# [Task details]
Pictures don't belong in the copy; print all the records exactly.

++++

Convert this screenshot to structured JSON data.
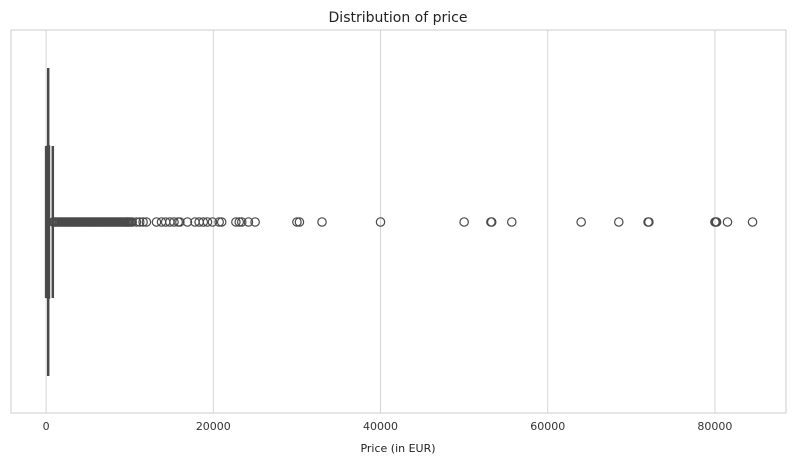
{
  "chart_data": {
    "type": "box",
    "title": "Distribution of price",
    "xlabel": "Price (in EUR)",
    "ylabel": "",
    "xlim": [
      -4200,
      88500
    ],
    "grid": true,
    "orientation": "horizontal",
    "xticks": [
      0,
      20000,
      40000,
      60000,
      80000
    ],
    "xtick_labels": [
      "0",
      "20000",
      "40000",
      "60000",
      "80000"
    ],
    "box": {
      "min": 0,
      "q1": 150,
      "median": 250,
      "q3": 400,
      "whisker_high": 800
    },
    "outliers": [
      850,
      1000,
      1150,
      1300,
      1450,
      1600,
      1750,
      1900,
      2050,
      2200,
      2350,
      2500,
      2650,
      2800,
      2950,
      3100,
      3250,
      3400,
      3550,
      3700,
      3850,
      4000,
      4150,
      4300,
      4450,
      4600,
      4750,
      4900,
      5050,
      5200,
      5350,
      5500,
      5650,
      5800,
      5950,
      6100,
      6250,
      6400,
      6550,
      6700,
      6850,
      7000,
      7150,
      7300,
      7450,
      7600,
      7750,
      7900,
      8050,
      8200,
      8350,
      8500,
      8650,
      8800,
      8950,
      9100,
      9250,
      9400,
      9550,
      9700,
      9850,
      10000,
      10150,
      10300,
      10800,
      11200,
      11600,
      12000,
      13200,
      13800,
      14300,
      14800,
      15300,
      15800,
      16000,
      16900,
      17800,
      18300,
      18800,
      19300,
      19900,
      20700,
      21000,
      22700,
      23100,
      23400,
      24200,
      25000,
      30000,
      30300,
      33000,
      40000,
      50000,
      53200,
      53300,
      55700,
      64000,
      68500,
      72000,
      72100,
      80000,
      80100,
      80200,
      81500,
      84500
    ],
    "colors": {
      "box_fill": "#3a76af",
      "line": "#4a4a4a",
      "grid": "#d6d6d6",
      "frame": "#cccccc"
    }
  }
}
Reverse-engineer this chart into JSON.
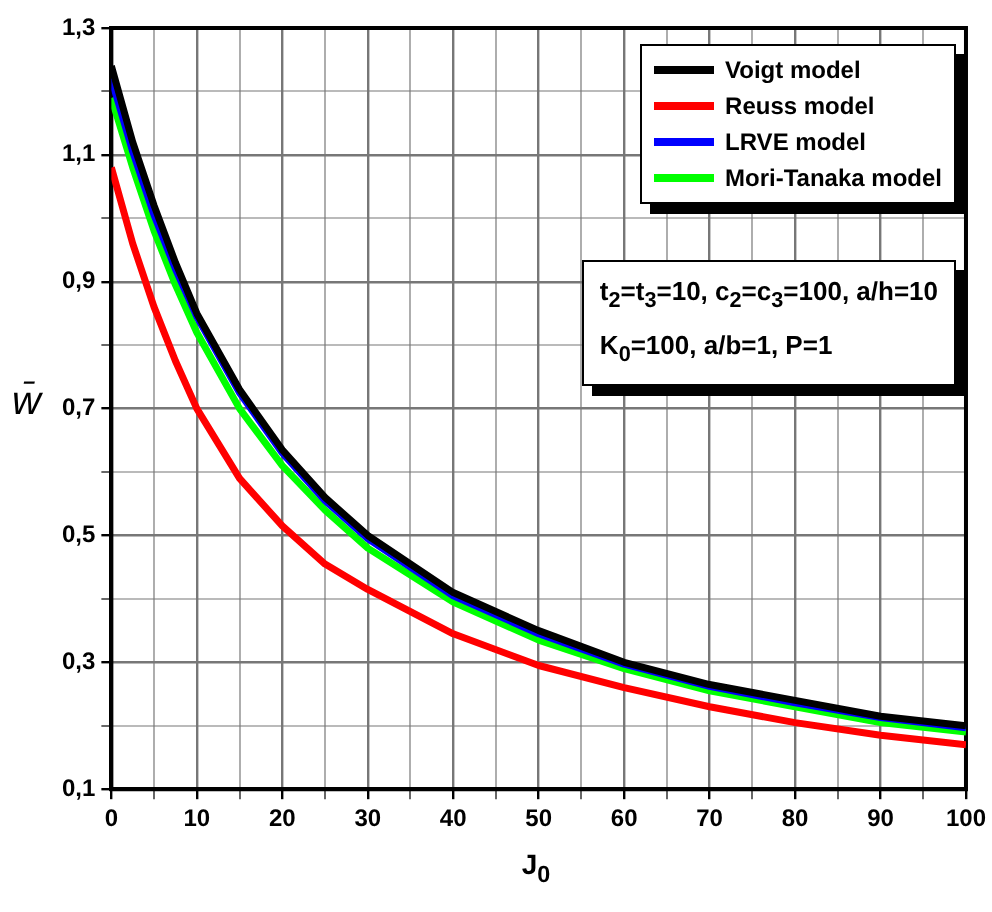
{
  "chart_data": {
    "type": "line",
    "xlabel": "J$_{0}$",
    "ylabel": "w̄",
    "x": [
      0,
      2.5,
      5,
      7.5,
      10,
      15,
      20,
      25,
      30,
      40,
      50,
      60,
      70,
      80,
      90,
      100
    ],
    "series": [
      {
        "name": "Voigt model",
        "color": "#000000",
        "values": [
          1.24,
          1.12,
          1.02,
          0.93,
          0.85,
          0.73,
          0.635,
          0.56,
          0.5,
          0.41,
          0.35,
          0.3,
          0.265,
          0.24,
          0.215,
          0.2
        ]
      },
      {
        "name": "Reuss model",
        "color": "#ff0000",
        "values": [
          1.08,
          0.96,
          0.86,
          0.775,
          0.7,
          0.59,
          0.515,
          0.455,
          0.415,
          0.345,
          0.295,
          0.26,
          0.23,
          0.205,
          0.185,
          0.17
        ]
      },
      {
        "name": "LRVE model",
        "color": "#0000ff",
        "values": [
          1.22,
          1.105,
          1.005,
          0.92,
          0.845,
          0.725,
          0.63,
          0.555,
          0.495,
          0.405,
          0.345,
          0.297,
          0.262,
          0.236,
          0.213,
          0.197
        ]
      },
      {
        "name": "Mori-Tanaka model",
        "color": "#00ff00",
        "values": [
          1.19,
          1.08,
          0.98,
          0.895,
          0.82,
          0.7,
          0.61,
          0.54,
          0.48,
          0.395,
          0.335,
          0.29,
          0.255,
          0.23,
          0.205,
          0.19
        ]
      }
    ],
    "xlim": [
      0,
      100
    ],
    "xticks": [
      0,
      {
        "value": 5,
        "label": null
      },
      10,
      {
        "value": 15,
        "label": null
      },
      20,
      {
        "value": 25,
        "label": null
      },
      30,
      {
        "value": 35,
        "label": null
      },
      40,
      {
        "value": 45,
        "label": null
      },
      50,
      {
        "value": 55,
        "label": null
      },
      60,
      {
        "value": 65,
        "label": null
      },
      70,
      {
        "value": 75,
        "label": null
      },
      80,
      {
        "value": 85,
        "label": null
      },
      90,
      {
        "value": 95,
        "label": null
      },
      100
    ],
    "ylim": [
      0.1,
      1.3
    ],
    "yticks": [
      {
        "value": 0.1,
        "label": "0,1"
      },
      {
        "value": 0.2,
        "label": null
      },
      {
        "value": 0.3,
        "label": "0,3"
      },
      {
        "value": 0.4,
        "label": null
      },
      {
        "value": 0.5,
        "label": "0,5"
      },
      {
        "value": 0.6,
        "label": null
      },
      {
        "value": 0.7,
        "label": "0,7"
      },
      {
        "value": 0.8,
        "label": null
      },
      {
        "value": 0.9,
        "label": "0,9"
      },
      {
        "value": 1.0,
        "label": null
      },
      {
        "value": 1.1,
        "label": "1,1"
      },
      {
        "value": 1.2,
        "label": null
      },
      {
        "value": 1.3,
        "label": "1,3"
      }
    ],
    "grid": true,
    "legend": "top right",
    "marker": "none",
    "line_style": "solid",
    "annotations": [
      "t$_{2}$=t$_{3}$=10, c$_{2}$=c$_{3}$=100, a/h=10",
      "K$_{0}$=100, a/b=1, P=1"
    ]
  }
}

++++

# [Solved problem]
Convert this screenshot to structured JSON data.
{
  "chart_data": {
    "type": "box",
    "title": "Distribution of price",
    "xlabel": "Price (in EUR)",
    "ylabel": "",
    "xlim": [
      -4200,
      88500
    ],
    "grid": true,
    "orientation": "horizontal",
    "xticks": [
      0,
      20000,
      40000,
      60000,
      80000
    ],
    "xtick_labels": [
      "0",
      "20000",
      "40000",
      "60000",
      "80000"
    ],
    "box": {
      "min": 0,
      "q1": 150,
      "median": 250,
      "q3": 400,
      "whisker_high": 800
    },
    "outliers": [
      850,
      1000,
      1150,
      1300,
      1450,
      1600,
      1750,
      1900,
      2050,
      2200,
      2350,
      2500,
      2650,
      2800,
      2950,
      3100,
      3250,
      3400,
      3550,
      3700,
      3850,
      4000,
      4150,
      4300,
      4450,
      4600,
      4750,
      4900,
      5050,
      5200,
      5350,
      5500,
      5650,
      5800,
      5950,
      6100,
      6250,
      6400,
      6550,
      6700,
      6850,
      7000,
      7150,
      7300,
      7450,
      7600,
      7750,
      7900,
      8050,
      8200,
      8350,
      8500,
      8650,
      8800,
      8950,
      9100,
      9250,
      9400,
      9550,
      9700,
      9850,
      10000,
      10150,
      10300,
      10800,
      11200,
      11600,
      12000,
      13200,
      13800,
      14300,
      14800,
      15300,
      15800,
      16000,
      16900,
      17800,
      18300,
      18800,
      19300,
      19900,
      20700,
      21000,
      22700,
      23100,
      23400,
      24200,
      25000,
      30000,
      30300,
      33000,
      40000,
      50000,
      53200,
      53300,
      55700,
      64000,
      68500,
      72000,
      72100,
      80000,
      80100,
      80200,
      81500,
      84500
    ],
    "colors": {
      "box_fill": "#3a76af",
      "line": "#4a4a4a",
      "grid": "#d6d6d6",
      "frame": "#cccccc"
    }
  }
}
Reverse-engineer this chart into JSON.
{
  "chart_data": {
    "type": "line",
    "xlabel": "J$_{0}$",
    "ylabel": "w̄",
    "x": [
      0,
      2.5,
      5,
      7.5,
      10,
      15,
      20,
      25,
      30,
      40,
      50,
      60,
      70,
      80,
      90,
      100
    ],
    "series": [
      {
        "name": "Voigt model",
        "color": "#000000",
        "values": [
          1.24,
          1.12,
          1.02,
          0.93,
          0.85,
          0.73,
          0.635,
          0.56,
          0.5,
          0.41,
          0.35,
          0.3,
          0.265,
          0.24,
          0.215,
          0.2
        ]
      },
      {
        "name": "Reuss model",
        "color": "#ff0000",
        "values": [
          1.08,
          0.96,
          0.86,
          0.775,
          0.7,
          0.59,
          0.515,
          0.455,
          0.415,
          0.345,
          0.295,
          0.26,
          0.23,
          0.205,
          0.185,
          0.17
        ]
      },
      {
        "name": "LRVE model",
        "color": "#0000ff",
        "values": [
          1.22,
          1.105,
          1.005,
          0.92,
          0.845,
          0.725,
          0.63,
          0.555,
          0.495,
          0.405,
          0.345,
          0.297,
          0.262,
          0.236,
          0.213,
          0.197
        ]
      },
      {
        "name": "Mori-Tanaka model",
        "color": "#00ff00",
        "values": [
          1.19,
          1.08,
          0.98,
          0.895,
          0.82,
          0.7,
          0.61,
          0.54,
          0.48,
          0.395,
          0.335,
          0.29,
          0.255,
          0.23,
          0.205,
          0.19
        ]
      }
    ],
    "xlim": [
      0,
      100
    ],
    "xticks": [
      0,
      {
        "value": 5,
        "label": null
      },
      10,
      {
        "value": 15,
        "label": null
      },
      20,
      {
        "value": 25,
        "label": null
      },
      30,
      {
        "value": 35,
        "label": null
      },
      40,
      {
        "value": 45,
        "label": null
      },
      50,
      {
        "value": 55,
        "label": null
      },
      60,
      {
        "value": 65,
        "label": null
      },
      70,
      {
        "value": 75,
        "label": null
      },
      80,
      {
        "value": 85,
        "label": null
      },
      90,
      {
        "value": 95,
        "label": null
      },
      100
    ],
    "ylim": [
      0.1,
      1.3
    ],
    "yticks": [
      {
        "value": 0.1,
        "label": "0,1"
      },
      {
        "value": 0.2,
        "label": null
      },
      {
        "value": 0.3,
        "label": "0,3"
      },
      {
        "value": 0.4,
        "label": null
      },
      {
        "value": 0.5,
        "label": "0,5"
      },
      {
        "value": 0.6,
        "label": null
      },
      {
        "value": 0.7,
        "label": "0,7"
      },
      {
        "value": 0.8,
        "label": null
      },
      {
        "value": 0.9,
        "label": "0,9"
      },
      {
        "value": 1.0,
        "label": null
      },
      {
        "value": 1.1,
        "label": "1,1"
      },
      {
        "value": 1.2,
        "label": null
      },
      {
        "value": 1.3,
        "label": "1,3"
      }
    ],
    "grid": true,
    "legend": "top right",
    "marker": "none",
    "line_style": "solid",
    "annotations": [
      "t$_{2}$=t$_{3}$=10, c$_{2}$=c$_{3}$=100, a/h=10",
      "K$_{0}$=100, a/b=1, P=1"
    ]
  }
}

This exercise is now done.